Report how many lines contain "mechanizmu". The answer is a single number.

Data excerpts:
=======
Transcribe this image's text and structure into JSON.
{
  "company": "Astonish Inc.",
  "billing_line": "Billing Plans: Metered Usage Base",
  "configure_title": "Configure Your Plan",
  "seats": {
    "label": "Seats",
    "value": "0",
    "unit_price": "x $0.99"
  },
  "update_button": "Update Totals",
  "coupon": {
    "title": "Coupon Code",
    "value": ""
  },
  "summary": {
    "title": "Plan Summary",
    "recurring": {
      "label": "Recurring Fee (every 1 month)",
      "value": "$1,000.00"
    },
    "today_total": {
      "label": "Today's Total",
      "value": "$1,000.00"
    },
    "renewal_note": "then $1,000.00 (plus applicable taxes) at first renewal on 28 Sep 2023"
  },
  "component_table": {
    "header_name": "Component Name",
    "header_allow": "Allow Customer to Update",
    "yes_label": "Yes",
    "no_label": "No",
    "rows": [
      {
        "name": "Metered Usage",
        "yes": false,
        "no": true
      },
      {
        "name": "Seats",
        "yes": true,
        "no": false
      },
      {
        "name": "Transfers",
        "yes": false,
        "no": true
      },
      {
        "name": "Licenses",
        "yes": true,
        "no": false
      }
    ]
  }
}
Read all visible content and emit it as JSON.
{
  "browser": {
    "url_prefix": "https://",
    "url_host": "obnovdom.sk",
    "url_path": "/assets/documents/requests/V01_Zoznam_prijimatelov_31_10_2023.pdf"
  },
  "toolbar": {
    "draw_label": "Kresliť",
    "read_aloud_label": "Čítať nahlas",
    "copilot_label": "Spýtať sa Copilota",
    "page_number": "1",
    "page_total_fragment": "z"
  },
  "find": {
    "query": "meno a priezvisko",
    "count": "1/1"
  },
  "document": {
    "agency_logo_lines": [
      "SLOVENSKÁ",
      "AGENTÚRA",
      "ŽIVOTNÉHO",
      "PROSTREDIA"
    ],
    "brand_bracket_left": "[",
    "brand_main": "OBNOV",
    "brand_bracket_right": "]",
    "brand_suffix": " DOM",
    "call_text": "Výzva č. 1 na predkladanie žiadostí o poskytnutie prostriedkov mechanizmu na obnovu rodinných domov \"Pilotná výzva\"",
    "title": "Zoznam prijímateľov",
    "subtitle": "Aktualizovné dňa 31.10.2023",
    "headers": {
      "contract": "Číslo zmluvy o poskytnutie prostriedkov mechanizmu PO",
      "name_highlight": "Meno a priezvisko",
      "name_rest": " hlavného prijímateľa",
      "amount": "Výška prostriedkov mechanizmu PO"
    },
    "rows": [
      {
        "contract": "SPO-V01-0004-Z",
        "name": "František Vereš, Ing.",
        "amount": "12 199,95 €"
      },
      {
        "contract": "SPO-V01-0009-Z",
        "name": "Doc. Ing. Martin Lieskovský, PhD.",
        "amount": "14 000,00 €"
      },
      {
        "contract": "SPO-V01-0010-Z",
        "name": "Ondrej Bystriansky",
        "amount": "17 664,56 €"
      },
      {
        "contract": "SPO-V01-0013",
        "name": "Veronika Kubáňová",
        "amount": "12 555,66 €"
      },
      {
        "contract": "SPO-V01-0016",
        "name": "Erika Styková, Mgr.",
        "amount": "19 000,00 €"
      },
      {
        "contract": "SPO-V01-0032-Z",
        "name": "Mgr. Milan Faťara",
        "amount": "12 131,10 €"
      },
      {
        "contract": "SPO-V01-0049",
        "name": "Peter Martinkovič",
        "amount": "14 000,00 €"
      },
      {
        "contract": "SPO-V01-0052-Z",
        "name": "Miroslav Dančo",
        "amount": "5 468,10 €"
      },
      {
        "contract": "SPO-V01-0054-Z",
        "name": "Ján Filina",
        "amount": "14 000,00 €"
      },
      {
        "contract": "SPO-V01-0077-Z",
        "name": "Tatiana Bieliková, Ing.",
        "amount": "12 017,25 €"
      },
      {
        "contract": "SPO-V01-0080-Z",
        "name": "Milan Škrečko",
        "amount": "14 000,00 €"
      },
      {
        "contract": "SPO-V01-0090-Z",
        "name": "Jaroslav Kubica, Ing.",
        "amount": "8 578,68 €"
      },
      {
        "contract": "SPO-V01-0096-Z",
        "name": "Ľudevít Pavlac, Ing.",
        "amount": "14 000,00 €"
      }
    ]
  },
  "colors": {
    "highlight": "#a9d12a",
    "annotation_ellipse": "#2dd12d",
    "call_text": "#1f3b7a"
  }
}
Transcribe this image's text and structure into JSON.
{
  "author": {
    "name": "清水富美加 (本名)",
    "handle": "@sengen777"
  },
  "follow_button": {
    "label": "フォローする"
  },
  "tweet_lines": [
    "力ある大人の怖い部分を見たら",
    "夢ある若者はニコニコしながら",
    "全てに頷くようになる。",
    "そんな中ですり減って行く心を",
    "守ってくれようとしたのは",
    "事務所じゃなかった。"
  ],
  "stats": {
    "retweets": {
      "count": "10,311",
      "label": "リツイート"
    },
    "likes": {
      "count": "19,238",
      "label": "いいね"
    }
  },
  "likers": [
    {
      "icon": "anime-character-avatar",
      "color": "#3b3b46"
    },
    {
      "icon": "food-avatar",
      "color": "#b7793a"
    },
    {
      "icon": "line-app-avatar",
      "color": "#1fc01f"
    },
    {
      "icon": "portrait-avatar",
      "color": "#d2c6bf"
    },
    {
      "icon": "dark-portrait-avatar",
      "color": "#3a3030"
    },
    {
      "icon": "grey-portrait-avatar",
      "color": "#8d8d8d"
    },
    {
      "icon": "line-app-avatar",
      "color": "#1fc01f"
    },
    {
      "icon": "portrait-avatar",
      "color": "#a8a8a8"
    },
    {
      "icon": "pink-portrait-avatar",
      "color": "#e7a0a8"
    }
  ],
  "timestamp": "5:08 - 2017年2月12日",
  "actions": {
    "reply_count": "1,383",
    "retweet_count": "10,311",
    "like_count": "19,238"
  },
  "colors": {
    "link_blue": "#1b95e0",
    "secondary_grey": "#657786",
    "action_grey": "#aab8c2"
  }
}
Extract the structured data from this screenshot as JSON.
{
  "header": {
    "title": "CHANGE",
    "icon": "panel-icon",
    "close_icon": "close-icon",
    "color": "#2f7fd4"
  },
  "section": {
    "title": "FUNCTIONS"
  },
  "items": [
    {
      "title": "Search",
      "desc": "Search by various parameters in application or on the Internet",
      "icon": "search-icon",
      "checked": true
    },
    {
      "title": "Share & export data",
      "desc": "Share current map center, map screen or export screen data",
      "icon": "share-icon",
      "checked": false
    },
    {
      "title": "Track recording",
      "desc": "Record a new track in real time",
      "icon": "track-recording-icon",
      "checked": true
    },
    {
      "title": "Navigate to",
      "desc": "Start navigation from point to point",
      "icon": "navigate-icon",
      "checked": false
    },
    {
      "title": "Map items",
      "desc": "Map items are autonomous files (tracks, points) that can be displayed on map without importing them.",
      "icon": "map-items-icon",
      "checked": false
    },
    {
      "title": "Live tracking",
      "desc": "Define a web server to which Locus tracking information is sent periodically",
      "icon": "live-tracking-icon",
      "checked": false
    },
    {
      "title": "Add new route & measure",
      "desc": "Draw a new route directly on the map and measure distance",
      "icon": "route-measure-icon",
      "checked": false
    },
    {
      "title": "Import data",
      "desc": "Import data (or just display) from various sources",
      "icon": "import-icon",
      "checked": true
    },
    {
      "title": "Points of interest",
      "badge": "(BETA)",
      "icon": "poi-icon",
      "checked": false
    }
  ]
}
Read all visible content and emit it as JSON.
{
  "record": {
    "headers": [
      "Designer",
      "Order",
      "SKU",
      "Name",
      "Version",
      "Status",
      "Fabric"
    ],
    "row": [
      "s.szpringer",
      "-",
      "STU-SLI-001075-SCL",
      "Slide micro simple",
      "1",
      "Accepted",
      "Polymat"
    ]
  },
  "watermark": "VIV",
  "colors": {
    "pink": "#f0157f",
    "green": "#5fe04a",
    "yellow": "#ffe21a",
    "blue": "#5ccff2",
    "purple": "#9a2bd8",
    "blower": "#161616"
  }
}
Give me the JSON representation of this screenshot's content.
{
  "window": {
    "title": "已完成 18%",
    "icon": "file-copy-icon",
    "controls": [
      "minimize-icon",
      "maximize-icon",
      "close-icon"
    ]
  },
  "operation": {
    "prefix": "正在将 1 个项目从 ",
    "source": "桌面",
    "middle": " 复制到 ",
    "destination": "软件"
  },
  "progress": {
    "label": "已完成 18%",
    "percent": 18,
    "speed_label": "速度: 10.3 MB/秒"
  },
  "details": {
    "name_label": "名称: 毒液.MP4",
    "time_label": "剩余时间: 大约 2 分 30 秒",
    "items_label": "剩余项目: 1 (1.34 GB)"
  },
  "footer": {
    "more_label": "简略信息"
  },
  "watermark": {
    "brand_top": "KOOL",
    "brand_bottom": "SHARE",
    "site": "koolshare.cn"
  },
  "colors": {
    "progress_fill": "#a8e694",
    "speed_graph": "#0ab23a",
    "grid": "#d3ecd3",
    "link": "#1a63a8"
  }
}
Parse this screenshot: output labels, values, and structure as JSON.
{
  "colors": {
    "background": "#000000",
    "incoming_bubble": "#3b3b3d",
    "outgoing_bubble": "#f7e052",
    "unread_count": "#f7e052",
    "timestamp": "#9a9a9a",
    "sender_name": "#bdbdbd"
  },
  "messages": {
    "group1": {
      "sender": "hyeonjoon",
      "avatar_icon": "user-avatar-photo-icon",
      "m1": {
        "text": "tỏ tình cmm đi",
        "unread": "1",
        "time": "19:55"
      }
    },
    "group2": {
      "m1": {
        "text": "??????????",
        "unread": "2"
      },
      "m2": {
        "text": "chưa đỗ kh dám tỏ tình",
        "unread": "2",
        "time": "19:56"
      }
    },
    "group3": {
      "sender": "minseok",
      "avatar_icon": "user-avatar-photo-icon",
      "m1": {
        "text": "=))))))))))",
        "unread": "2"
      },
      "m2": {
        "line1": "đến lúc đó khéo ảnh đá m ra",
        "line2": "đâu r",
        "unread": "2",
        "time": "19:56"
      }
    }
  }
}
=======
**Finished answer**. 3